**Exercise instructions:**
Find every line in the records below that contains the word "folder", and copy each such line.

begin Task inputs

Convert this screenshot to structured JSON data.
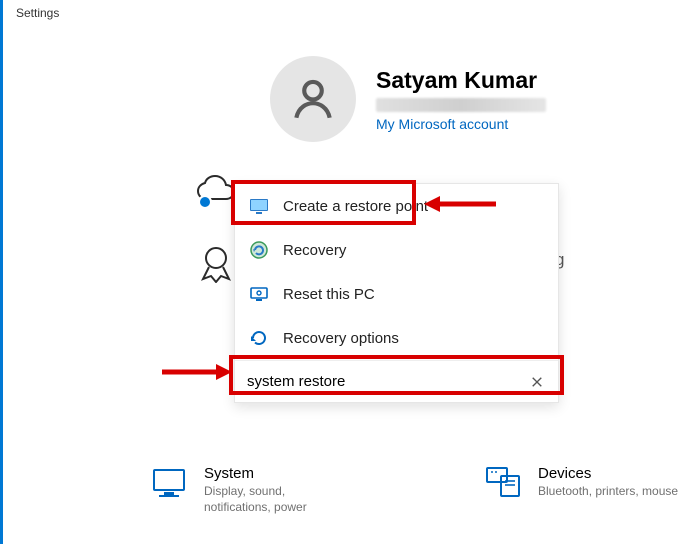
{
  "window_title": "Settings",
  "profile": {
    "name": "Satyam Kumar",
    "link": "My Microsoft account"
  },
  "search": {
    "value": "system restore",
    "results": [
      {
        "label": "Create a restore point",
        "icon": "monitor-check-icon"
      },
      {
        "label": "Recovery",
        "icon": "recovery-disc-icon"
      },
      {
        "label": "Reset this PC",
        "icon": "reset-pc-icon"
      },
      {
        "label": "Recovery options",
        "icon": "recovery-options-icon"
      }
    ]
  },
  "categories": {
    "system": {
      "title": "System",
      "desc": "Display, sound, notifications, power"
    },
    "devices": {
      "title": "Devices",
      "desc": "Bluetooth, printers, mouse"
    }
  }
}
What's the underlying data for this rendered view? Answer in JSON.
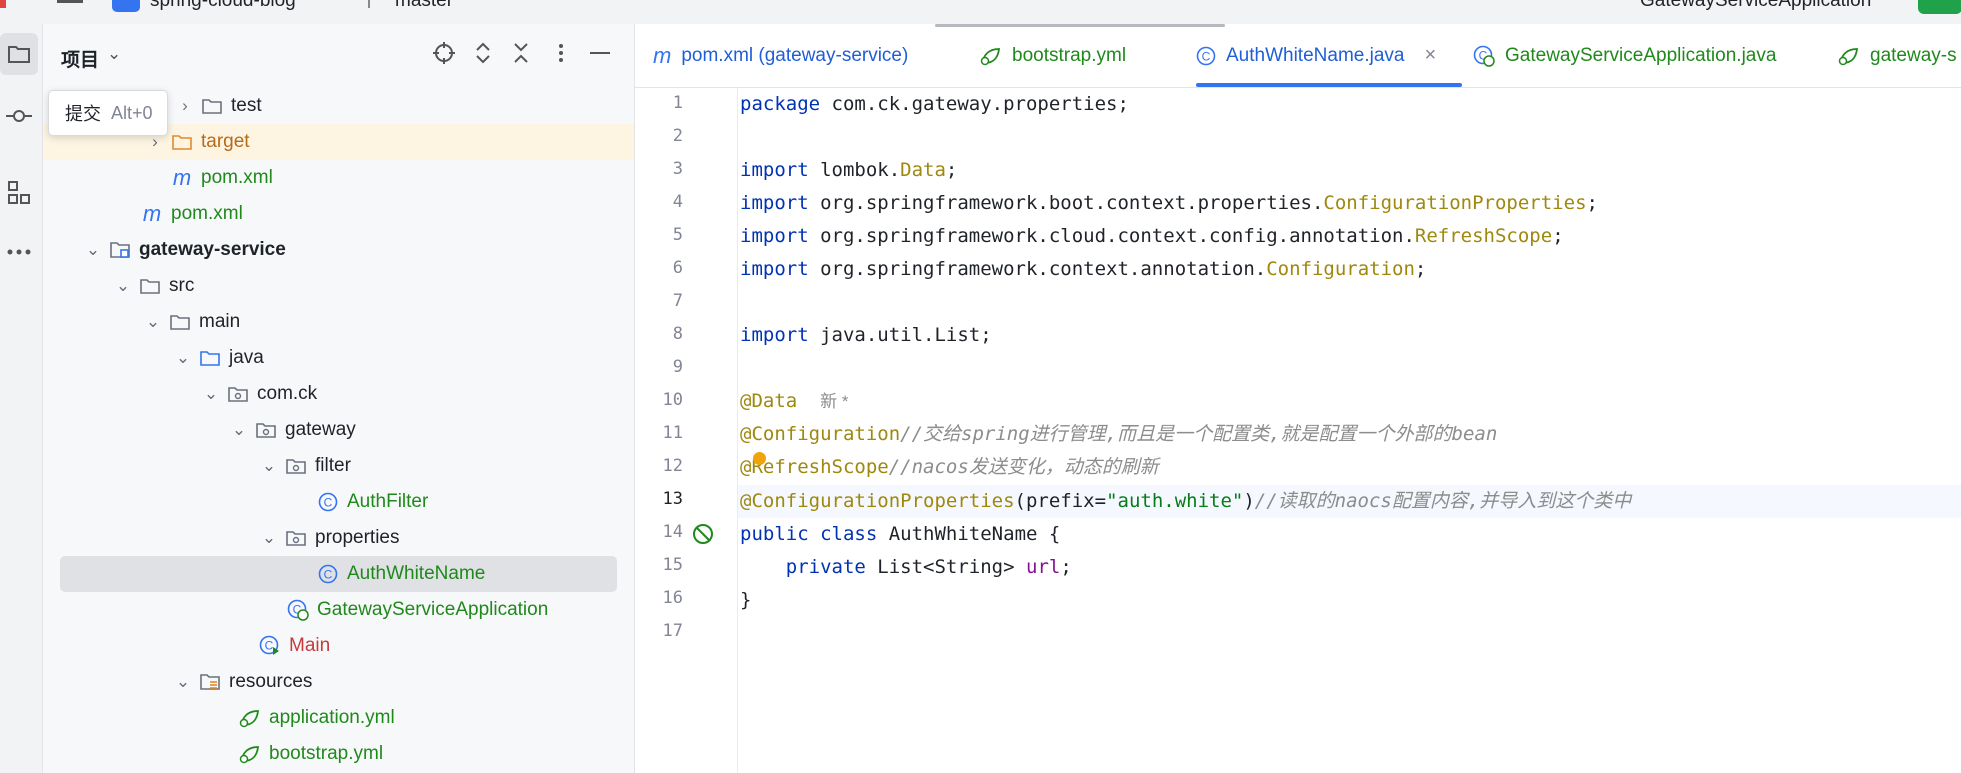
{
  "titlebar": {
    "project_name": "spring-cloud-blog",
    "branch": "master",
    "run_config": "GatewayServiceApplication"
  },
  "activity_bar": {
    "items": [
      "folder-icon",
      "commit-icon",
      "structure-icon",
      "more-icon"
    ]
  },
  "tooltip": {
    "label": "提交",
    "shortcut": "Alt+0"
  },
  "project_panel": {
    "title": "项目",
    "tree": [
      {
        "label": "test",
        "kind": "folder",
        "depth": 5
      },
      {
        "label": "target",
        "kind": "folder-excluded",
        "depth": 4
      },
      {
        "label": "pom.xml",
        "kind": "maven",
        "depth": 4
      },
      {
        "label": "pom.xml",
        "kind": "maven",
        "depth": 3
      },
      {
        "label": "gateway-service",
        "kind": "module",
        "depth": 2
      },
      {
        "label": "src",
        "kind": "folder",
        "depth": 3
      },
      {
        "label": "main",
        "kind": "folder",
        "depth": 4
      },
      {
        "label": "java",
        "kind": "source-folder",
        "depth": 5
      },
      {
        "label": "com.ck",
        "kind": "package",
        "depth": 6
      },
      {
        "label": "gateway",
        "kind": "package",
        "depth": 7
      },
      {
        "label": "filter",
        "kind": "package",
        "depth": 8
      },
      {
        "label": "AuthFilter",
        "kind": "class",
        "depth": 9
      },
      {
        "label": "properties",
        "kind": "package",
        "depth": 8
      },
      {
        "label": "AuthWhiteName",
        "kind": "class",
        "depth": 9
      },
      {
        "label": "GatewayServiceApplication",
        "kind": "spring-class",
        "depth": 8
      },
      {
        "label": "Main",
        "kind": "main-class",
        "depth": 7
      },
      {
        "label": "resources",
        "kind": "resources-folder",
        "depth": 5
      },
      {
        "label": "application.yml",
        "kind": "yml",
        "depth": 6
      },
      {
        "label": "bootstrap.yml",
        "kind": "yml",
        "depth": 6
      }
    ]
  },
  "tabs": [
    {
      "label": "pom.xml (gateway-service)",
      "icon": "maven-icon"
    },
    {
      "label": "bootstrap.yml",
      "icon": "spring-yml-icon"
    },
    {
      "label": "AuthWhiteName.java",
      "icon": "class-icon",
      "active": true
    },
    {
      "label": "GatewayServiceApplication.java",
      "icon": "spring-class-icon"
    },
    {
      "label": "gateway-s",
      "icon": "spring-yml-icon"
    }
  ],
  "editor": {
    "line_numbers": [
      "1",
      "2",
      "3",
      "4",
      "5",
      "6",
      "7",
      "8",
      "9",
      "10",
      "11",
      "12",
      "13",
      "14",
      "15",
      "16",
      "17"
    ],
    "current_line": 13,
    "lines": {
      "l1": {
        "kw": "package",
        "rest": " com.ck.gateway.properties;"
      },
      "l3": {
        "kw": "import",
        "rest": " lombok.",
        "ann": "Data",
        "end": ";"
      },
      "l4": {
        "kw": "import",
        "rest": " org.springframework.boot.context.properties.",
        "ann": "ConfigurationProperties",
        "end": ";"
      },
      "l5": {
        "kw": "import",
        "rest": " org.springframework.cloud.context.config.annotation.",
        "ann": "RefreshScope",
        "end": ";"
      },
      "l6": {
        "kw": "import",
        "rest": " org.springframework.context.annotation.",
        "ann": "Configuration",
        "end": ";"
      },
      "l8": {
        "kw": "import",
        "rest": " java.util.List;"
      },
      "l10": {
        "ann": "@Data",
        "newtag": "新 *"
      },
      "l11": {
        "ann": "@Configuration",
        "cmt": "//交给spring进行管理,而且是一个配置类,就是配置一个外部的bean"
      },
      "l12": {
        "ann": "@RefreshScope",
        "cmt": "//nacos发送变化，动态的刷新"
      },
      "l13": {
        "ann": "@ConfigurationProperties",
        "p1": "(prefix=",
        "str": "\"auth.white\"",
        "p2": ")",
        "cmt": "//读取的naocs配置内容,并导入到这个类中"
      },
      "l14": {
        "kw1": "public",
        "kw2": "class",
        "rest": " AuthWhiteName {"
      },
      "l15": {
        "indent": "    ",
        "kw": "private",
        "rest": " List<String> ",
        "fld": "url",
        "end": ";"
      },
      "l16": {
        "rest": "}"
      }
    }
  }
}
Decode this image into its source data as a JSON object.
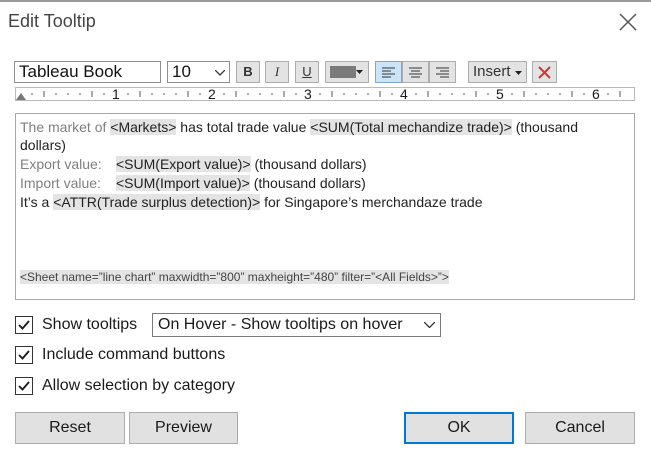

end Task inputs

**Final result:**
      "folder-icon",
        "kind": "folder",
        "kind": "folder-excluded",
        "kind": "folder",
        "kind": "folder",
        "kind": "source-folder",
        "kind": "resources-folder",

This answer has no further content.